▶ **WHAT THE EXERCISE ASKS**: Reproduce all entries precisely, down to the last character.

▶ **DATA SECTION**:

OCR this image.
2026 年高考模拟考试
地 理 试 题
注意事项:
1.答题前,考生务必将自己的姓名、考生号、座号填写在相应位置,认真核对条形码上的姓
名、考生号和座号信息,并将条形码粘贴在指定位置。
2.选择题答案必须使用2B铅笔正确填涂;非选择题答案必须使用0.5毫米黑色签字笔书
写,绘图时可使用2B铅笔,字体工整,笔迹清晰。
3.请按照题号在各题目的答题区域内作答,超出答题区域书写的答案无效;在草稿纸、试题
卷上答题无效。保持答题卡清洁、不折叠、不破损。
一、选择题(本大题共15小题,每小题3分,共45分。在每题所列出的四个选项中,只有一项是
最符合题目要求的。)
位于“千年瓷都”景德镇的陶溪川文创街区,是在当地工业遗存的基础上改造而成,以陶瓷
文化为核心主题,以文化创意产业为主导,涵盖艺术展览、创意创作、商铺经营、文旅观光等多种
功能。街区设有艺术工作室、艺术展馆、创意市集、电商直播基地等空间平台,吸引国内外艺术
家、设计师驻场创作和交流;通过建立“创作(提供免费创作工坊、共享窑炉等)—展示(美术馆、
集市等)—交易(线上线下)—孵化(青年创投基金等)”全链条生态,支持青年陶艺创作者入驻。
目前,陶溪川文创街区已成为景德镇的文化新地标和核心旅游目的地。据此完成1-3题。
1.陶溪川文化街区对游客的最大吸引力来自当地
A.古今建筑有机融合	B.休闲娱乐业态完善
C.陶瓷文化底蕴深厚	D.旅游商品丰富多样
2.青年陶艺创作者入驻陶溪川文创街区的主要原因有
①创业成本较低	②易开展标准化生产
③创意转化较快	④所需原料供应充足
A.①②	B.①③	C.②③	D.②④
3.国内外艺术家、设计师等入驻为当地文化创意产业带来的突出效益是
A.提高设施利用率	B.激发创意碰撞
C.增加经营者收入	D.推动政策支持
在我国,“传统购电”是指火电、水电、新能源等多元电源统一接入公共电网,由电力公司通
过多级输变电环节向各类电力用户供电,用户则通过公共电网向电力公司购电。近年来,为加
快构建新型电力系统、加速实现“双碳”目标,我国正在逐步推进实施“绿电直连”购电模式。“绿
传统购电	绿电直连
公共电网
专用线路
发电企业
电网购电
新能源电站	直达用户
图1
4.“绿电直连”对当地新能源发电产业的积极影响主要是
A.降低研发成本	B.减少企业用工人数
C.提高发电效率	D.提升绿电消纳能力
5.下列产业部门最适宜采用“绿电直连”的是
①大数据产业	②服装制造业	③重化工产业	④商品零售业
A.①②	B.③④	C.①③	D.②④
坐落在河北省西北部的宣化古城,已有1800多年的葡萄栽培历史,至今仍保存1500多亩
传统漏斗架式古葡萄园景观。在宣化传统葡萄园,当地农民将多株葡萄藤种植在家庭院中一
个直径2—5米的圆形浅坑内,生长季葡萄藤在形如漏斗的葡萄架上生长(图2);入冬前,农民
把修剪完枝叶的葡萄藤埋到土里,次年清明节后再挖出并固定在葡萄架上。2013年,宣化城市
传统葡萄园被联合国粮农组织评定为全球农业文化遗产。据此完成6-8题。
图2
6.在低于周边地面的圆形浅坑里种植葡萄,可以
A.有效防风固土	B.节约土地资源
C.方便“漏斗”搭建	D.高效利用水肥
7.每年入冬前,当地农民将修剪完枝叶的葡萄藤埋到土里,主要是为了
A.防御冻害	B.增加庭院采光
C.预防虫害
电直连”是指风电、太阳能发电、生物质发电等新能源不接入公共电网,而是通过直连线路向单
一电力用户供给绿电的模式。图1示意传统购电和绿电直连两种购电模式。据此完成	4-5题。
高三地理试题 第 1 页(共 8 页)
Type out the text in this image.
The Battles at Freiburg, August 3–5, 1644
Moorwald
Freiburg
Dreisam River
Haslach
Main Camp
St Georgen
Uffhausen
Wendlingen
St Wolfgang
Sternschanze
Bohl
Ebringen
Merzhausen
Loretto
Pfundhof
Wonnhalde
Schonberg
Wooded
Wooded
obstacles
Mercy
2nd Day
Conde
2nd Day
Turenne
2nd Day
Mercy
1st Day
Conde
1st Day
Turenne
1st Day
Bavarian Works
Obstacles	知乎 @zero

▶ **WORKED SOLUTION**:
OCR this image.
2026 年高考模拟考试
地 理 试 题
注意事项:
1.答题前,考生务必将自己的姓名、考生号、座号填写在相应位置,认真核对条形码上的姓
名、考生号和座号信息,并将条形码粘贴在指定位置。
2.选择题答案必须使用2B铅笔正确填涂;非选择题答案必须使用0.5毫米黑色签字笔书
写,绘图时可使用2B铅笔,字体工整,笔迹清晰。
3.请按照题号在各题目的答题区域内作答,超出答题区域书写的答案无效;在草稿纸、试题
卷上答题无效。保持答题卡清洁、不折叠、不破损。
一、选择题(本大题共15小题,每小题3分,共45分。在每题所列出的四个选项中,只有一项是
最符合题目要求的。)
位于“千年瓷都”景德镇的陶溪川文创街区,是在当地工业遗存的基础上改造而成,以陶瓷
文化为核心主题,以文化创意产业为主导,涵盖艺术展览、创意创作、商铺经营、文旅观光等多种
功能。街区设有艺术工作室、艺术展馆、创意市集、电商直播基地等空间平台,吸引国内外艺术
家、设计师驻场创作和交流;通过建立“创作(提供免费创作工坊、共享窑炉等)—展示(美术馆、
集市等)—交易(线上线下)—孵化(青年创投基金等)”全链条生态,支持青年陶艺创作者入驻。
目前,陶溪川文创街区已成为景德镇的文化新地标和核心旅游目的地。据此完成1-3题。
1.陶溪川文化街区对游客的最大吸引力来自当地
A.古今建筑有机融合	B.休闲娱乐业态完善
C.陶瓷文化底蕴深厚	D.旅游商品丰富多样
2.青年陶艺创作者入驻陶溪川文创街区的主要原因有
①创业成本较低	②易开展标准化生产
③创意转化较快	④所需原料供应充足
A.①②	B.①③	C.②③	D.②④
3.国内外艺术家、设计师等入驻为当地文化创意产业带来的突出效益是
A.提高设施利用率	B.激发创意碰撞
C.增加经营者收入	D.推动政策支持
在我国,“传统购电”是指火电、水电、新能源等多元电源统一接入公共电网,由电力公司通
过多级输变电环节向各类电力用户供电,用户则通过公共电网向电力公司购电。近年来,为加
快构建新型电力系统、加速实现“双碳”目标,我国正在逐步推进实施“绿电直连”购电模式。“绿
传统购电	绿电直连
公共电网
专用线路
发电企业
电网购电
新能源电站	直达用户
图1
4.“绿电直连”对当地新能源发电产业的积极影响主要是
A.降低研发成本	B.减少企业用工人数
C.提高发电效率	D.提升绿电消纳能力
5.下列产业部门最适宜采用“绿电直连”的是
①大数据产业	②服装制造业	③重化工产业	④商品零售业
A.①②	B.③④	C.①③	D.②④
坐落在河北省西北部的宣化古城,已有1800多年的葡萄栽培历史,至今仍保存1500多亩
传统漏斗架式古葡萄园景观。在宣化传统葡萄园,当地农民将多株葡萄藤种植在家庭院中一
个直径2—5米的圆形浅坑内,生长季葡萄藤在形如漏斗的葡萄架上生长(图2);入冬前,农民
把修剪完枝叶的葡萄藤埋到土里,次年清明节后再挖出并固定在葡萄架上。2013年,宣化城市
传统葡萄园被联合国粮农组织评定为全球农业文化遗产。据此完成6-8题。
图2
6.在低于周边地面的圆形浅坑里种植葡萄,可以
A.有效防风固土	B.节约土地资源
C.方便“漏斗”搭建	D.高效利用水肥
7.每年入冬前,当地农民将修剪完枝叶的葡萄藤埋到土里,主要是为了
A.防御冻害	B.增加庭院采光
C.预防虫害
电直连”是指风电、太阳能发电、生物质发电等新能源不接入公共电网,而是通过直连线路向单
一电力用户供给绿电的模式。图1示意传统购电和绿电直连两种购电模式。据此完成	4-5题。
高三地理试题 第 1 页(共 8 页)
Type out the text in this image.
The Battles at Freiburg, August 3–5, 1644
Moorwald
Freiburg
Dreisam River
Haslach
Main Camp
St Georgen
Uffhausen
Wendlingen
St Wolfgang
Sternschanze
Bohl
Ebringen
Merzhausen
Loretto
Pfundhof
Wonnhalde
Schonberg
Wooded
Wooded
obstacles
Mercy
2nd Day
Conde
2nd Day
Turenne
2nd Day
Mercy
1st Day
Conde
1st Day
Turenne
1st Day
Bavarian Works
Obstacles	知乎 @zero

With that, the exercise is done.